* EXERCISE INSTRUCTIONS
Your reply should be a single number: how many lines contain the string "from".

* DATA FOR PROCESSING
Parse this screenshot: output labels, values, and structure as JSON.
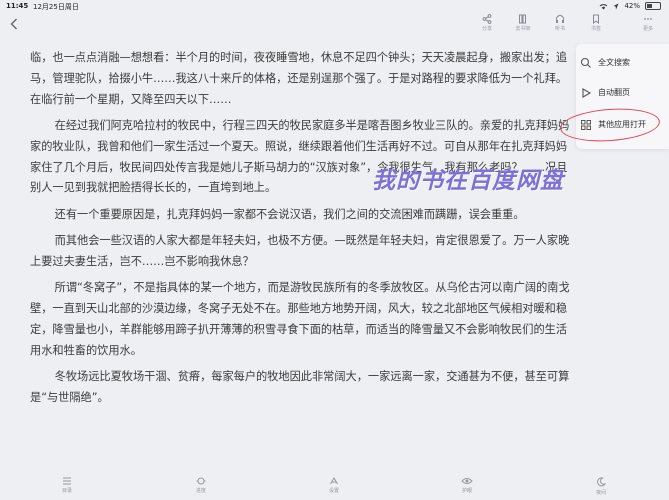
{
  "status": {
    "time": "11:45",
    "date": "12月25日周日",
    "battery": "42%"
  },
  "nav": {
    "back_icon": "chevron-left-icon"
  },
  "toolbar": [
    {
      "label": "分享",
      "icon": "share-icon"
    },
    {
      "label": "去书架",
      "icon": "bookshelf-icon"
    },
    {
      "label": "听书",
      "icon": "headphones-icon"
    },
    {
      "label": "书签",
      "icon": "bookmark-icon"
    },
    {
      "label": "更多",
      "icon": "more-icon"
    }
  ],
  "content": {
    "paragraphs": [
      "临，也一点点消融—想想看：半个月的时间，夜夜睡雪地，休息不足四个钟头；天天凌晨起身，搬家出发；追马，管理驼队，拾掇小牛……我这八十来斤的体格，还是别逞那个强了。于是对路程的要求降低为一个礼拜。在临行前一个星期，又降至四天以下……",
      "在经过我们阿克哈拉村的牧民中，行程三四天的牧民家庭多半是喀吾图乡牧业三队的。亲爱的扎克拜妈妈家的牧业队，我曾和他们一家生活过一个夏天。照说，继续跟着他们生活再好不过。可自从那年在扎克拜妈妈家住了几个月后，牧民间四处传言我是她儿子斯马胡力的“汉族对象”，令我很生气。我有那么老吗？……况且别人一见到我就把脸捂得长长的，一直垮到地上。",
      "还有一个重要原因是，扎克拜妈妈一家都不会说汉语，我们之间的交流困难而蹒跚，误会重重。",
      "而其他会一些汉语的人家大都是年轻夫妇，也极不方便。—既然是年轻夫妇，肯定很恩爱了。万一人家晚上要过夫妻生活，岂不……岂不影响我休息？",
      "所谓“冬窝子”，不是指具体的某一个地方，而是游牧民族所有的冬季放牧区。从乌伦古河以南广阔的南戈壁，一直到天山北部的沙漠边缘，冬窝子无处不在。那些地方地势开阔，风大，较之北部地区气候相对暖和稳定，降雪量也小，羊群能够用蹄子扒开薄薄的积雪寻食下面的枯草，而适当的降雪量又不会影响牧民们的生活用水和牲畜的饮用水。",
      "冬牧场远比夏牧场干涸、贫瘠，每家每户的牧地因此非常阔大，一家远离一家，交通甚为不便，甚至可算是“与世隔绝”。"
    ]
  },
  "menu": [
    {
      "label": "全文搜索",
      "icon": "search-icon"
    },
    {
      "label": "自动翻页",
      "icon": "play-icon"
    },
    {
      "label": "其他应用打开",
      "icon": "apps-grid-icon"
    }
  ],
  "watermark": "我的书在百度网盘",
  "bottom": [
    {
      "label": "目录",
      "icon": "list-icon"
    },
    {
      "label": "进度",
      "icon": "progress-icon"
    },
    {
      "label": "设置",
      "icon": "settings-icon"
    },
    {
      "label": "护眼",
      "icon": "eye-icon"
    },
    {
      "label": "夜间",
      "icon": "moon-icon"
    }
  ],
  "colors": {
    "background": "#eeeff3",
    "annotation_red": "#e04a5a",
    "watermark_purple": "#7f6fd6"
  }
}
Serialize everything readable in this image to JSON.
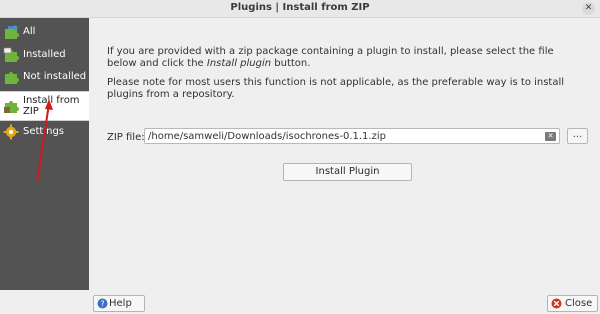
{
  "window": {
    "title": "Plugins | Install from ZIP",
    "close_glyph": "✕"
  },
  "sidebar": {
    "items": [
      {
        "label": "All",
        "icon": "puzzle-all-icon",
        "active": false
      },
      {
        "label": "Installed",
        "icon": "puzzle-installed-icon",
        "active": false
      },
      {
        "label": "Not installed",
        "icon": "puzzle-not-installed-icon",
        "active": false
      },
      {
        "label": "Install from ZIP",
        "icon": "puzzle-zip-icon",
        "active": true
      },
      {
        "label": "Settings",
        "icon": "gear-icon",
        "active": false
      }
    ]
  },
  "main": {
    "intro_part1": "If you are provided with a zip package containing a plugin to install, please select the file below and click the",
    "intro_italic": "Install plugin",
    "intro_part2": "button.",
    "note": "Please note for most users this function is not applicable, as the preferable way is to install plugins from a repository.",
    "zip_label": "ZIP file:",
    "zip_value": "/home/samweli/Downloads/isochrones-0.1.1.zip",
    "browse_label": "...",
    "install_label": "Install Plugin"
  },
  "footer": {
    "help_label": "Help",
    "close_label": "Close"
  },
  "colors": {
    "sidebar_bg": "#535353",
    "annotation_arrow": "#d01a1a"
  }
}
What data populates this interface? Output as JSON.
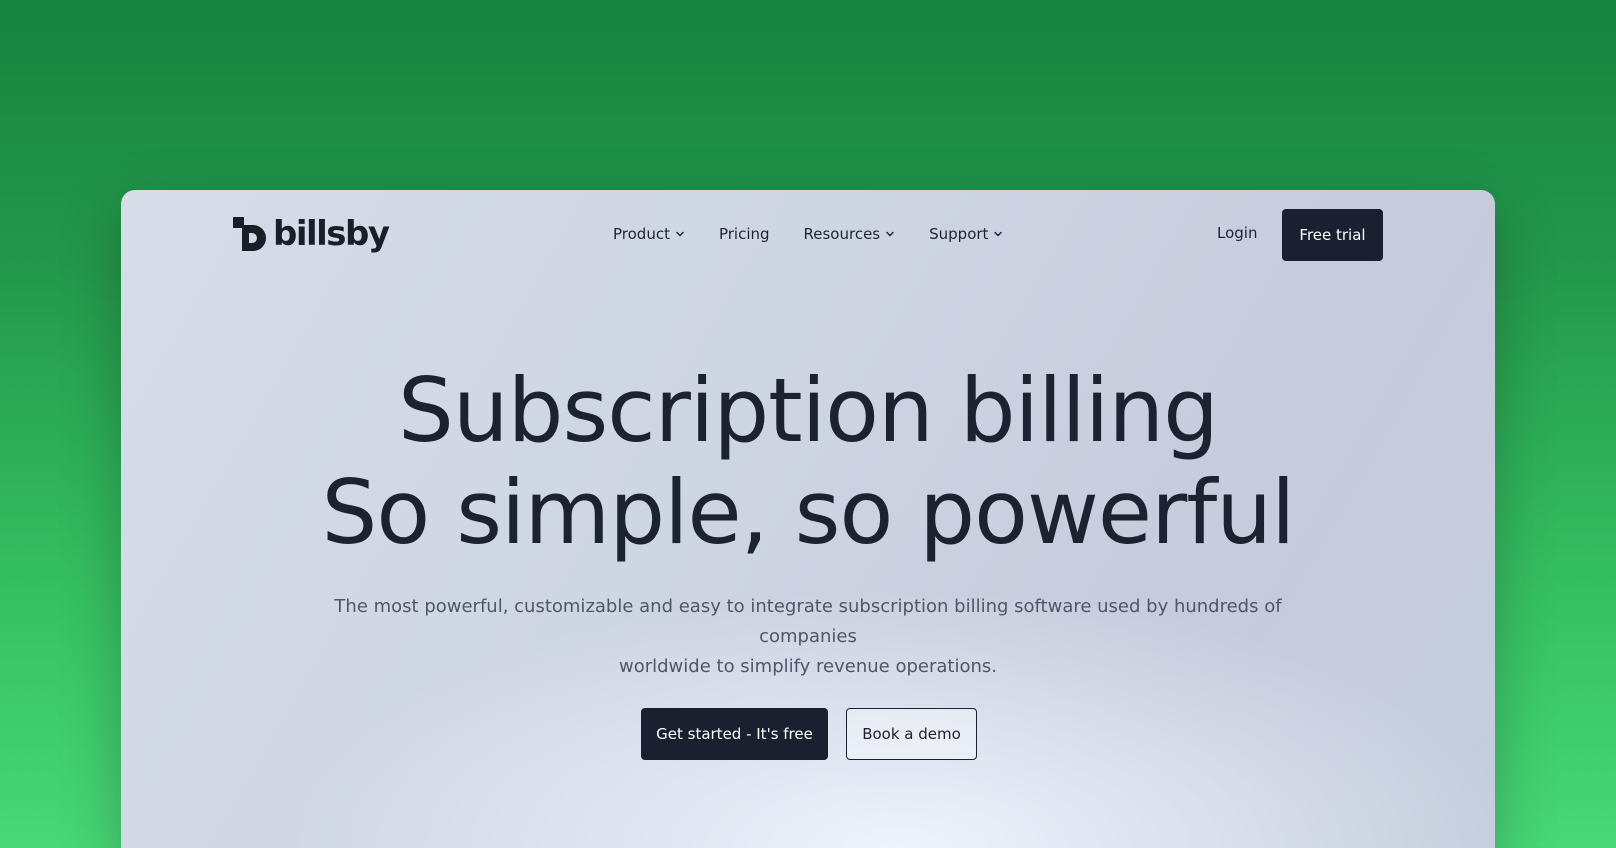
{
  "brand": {
    "name": "billsby",
    "icon": "billsby-logo-icon"
  },
  "nav": {
    "items": [
      {
        "label": "Product",
        "has_dropdown": true
      },
      {
        "label": "Pricing",
        "has_dropdown": false
      },
      {
        "label": "Resources",
        "has_dropdown": true
      },
      {
        "label": "Support",
        "has_dropdown": true
      }
    ],
    "login_label": "Login",
    "free_trial_label": "Free trial"
  },
  "hero": {
    "headline_line1": "Subscription billing",
    "headline_line2": "So simple, so powerful",
    "subtext_line1": "The most powerful, customizable and easy to integrate subscription billing software used by hundreds of companies",
    "subtext_line2": "worldwide to simplify revenue operations.",
    "primary_cta": "Get started - It's free",
    "secondary_cta": "Book a demo"
  },
  "colors": {
    "background_green": "#23974b",
    "dark_button": "#1b2030",
    "text_dark": "#1c2230",
    "text_muted": "#4f5669"
  }
}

* TASK ANSWER
3